── Data

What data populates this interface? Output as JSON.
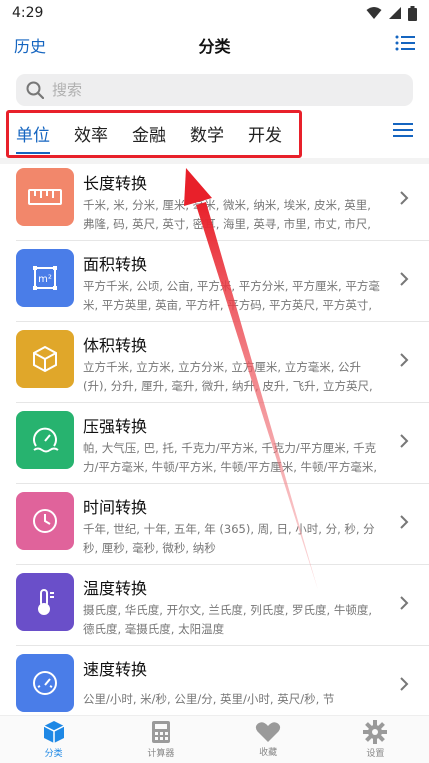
{
  "status": {
    "time": "4:29"
  },
  "header": {
    "left": "历史",
    "title": "分类"
  },
  "search": {
    "placeholder": "搜索"
  },
  "tabs": [
    {
      "label": "单位",
      "active": true
    },
    {
      "label": "效率",
      "active": false
    },
    {
      "label": "金融",
      "active": false
    },
    {
      "label": "数学",
      "active": false
    },
    {
      "label": "开发",
      "active": false
    }
  ],
  "items": [
    {
      "name": "长度转换",
      "desc": "千米, 米, 分米, 厘米, 毫米, 微米, 纳米, 埃米, 皮米, 英里, 弗隆, 码, 英尺, 英寸, 密耳, 海里, 英寻, 市里, 市丈, 市尺, 市寸, 市…",
      "color": "#f2876b",
      "icon": "ruler-icon"
    },
    {
      "name": "面积转换",
      "desc": "平方千米, 公顷, 公亩, 平方米, 平方分米, 平方厘米, 平方毫米, 平方英里, 英亩, 平方杆, 平方码, 平方英尺, 平方英寸, 顷, 亩,…",
      "color": "#4a7de8",
      "icon": "area-icon"
    },
    {
      "name": "体积转换",
      "desc": "立方千米, 立方米, 立方分米, 立方厘米, 立方毫米, 公升 (升), 分升, 厘升, 毫升, 微升, 纳升, 皮升, 飞升, 立方英尺, 立方英…",
      "color": "#e0a72a",
      "icon": "cube-icon"
    },
    {
      "name": "压强转换",
      "desc": "帕, 大气压, 巴, 托, 千克力/平方米, 千克力/平方厘米, 千克力/平方毫米, 牛顿/平方米, 牛顿/平方厘米, 牛顿/平方毫米, 工…",
      "color": "#27b36f",
      "icon": "gauge-icon"
    },
    {
      "name": "时间转换",
      "desc": "千年, 世纪, 十年, 五年, 年 (365), 周, 日, 小时, 分, 秒, 分秒, 厘秒, 毫秒, 微秒, 纳秒",
      "color": "#e0639b",
      "icon": "clock-icon"
    },
    {
      "name": "温度转换",
      "desc": "摄氏度, 华氏度, 开尔文, 兰氏度, 列氏度, 罗氏度, 牛顿度, 德氏度, 毫摄氏度, 太阳温度",
      "color": "#6a4fc9",
      "icon": "thermometer-icon"
    },
    {
      "name": "速度转换",
      "desc": "公里/小时, 米/秒, 公里/分, 英里/小时, 英尺/秒, 节",
      "color": "#4a7de8",
      "icon": "speedometer-icon"
    }
  ],
  "bottomnav": [
    {
      "label": "分类",
      "active": true,
      "icon": "cube-icon"
    },
    {
      "label": "计算器",
      "active": false,
      "icon": "calculator-icon"
    },
    {
      "label": "收藏",
      "active": false,
      "icon": "heart-icon"
    },
    {
      "label": "设置",
      "active": false,
      "icon": "gear-icon"
    }
  ],
  "colors": {
    "accent": "#1565c0",
    "annotation": "#e8202a"
  }
}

────

## What is needed
Reproduce each line of the entries in which the word "desc" is found.

## The result
      "desc": "千米, 米, 分米, 厘米, 毫米, 微米, 纳米, 埃米, 皮米, 英里, 弗隆, 码, 英尺, 英寸, 密耳, 海里, 英寻, 市里, 市丈, 市尺, 市寸, 市…",
      "desc": "平方千米, 公顷, 公亩, 平方米, 平方分米, 平方厘米, 平方毫米, 平方英里, 英亩, 平方杆, 平方码, 平方英尺, 平方英寸, 顷, 亩,…",
      "desc": "立方千米, 立方米, 立方分米, 立方厘米, 立方毫米, 公升 (升), 分升, 厘升, 毫升, 微升, 纳升, 皮升, 飞升, 立方英尺, 立方英…",
      "desc": "帕, 大气压, 巴, 托, 千克力/平方米, 千克力/平方厘米, 千克力/平方毫米, 牛顿/平方米, 牛顿/平方厘米, 牛顿/平方毫米, 工…",
      "desc": "千年, 世纪, 十年, 五年, 年 (365), 周, 日, 小时, 分, 秒, 分秒, 厘秒, 毫秒, 微秒, 纳秒",
      "desc": "摄氏度, 华氏度, 开尔文, 兰氏度, 列氏度, 罗氏度, 牛顿度, 德氏度, 毫摄氏度, 太阳温度",
      "desc": "公里/小时, 米/秒, 公里/分, 英里/小时, 英尺/秒, 节",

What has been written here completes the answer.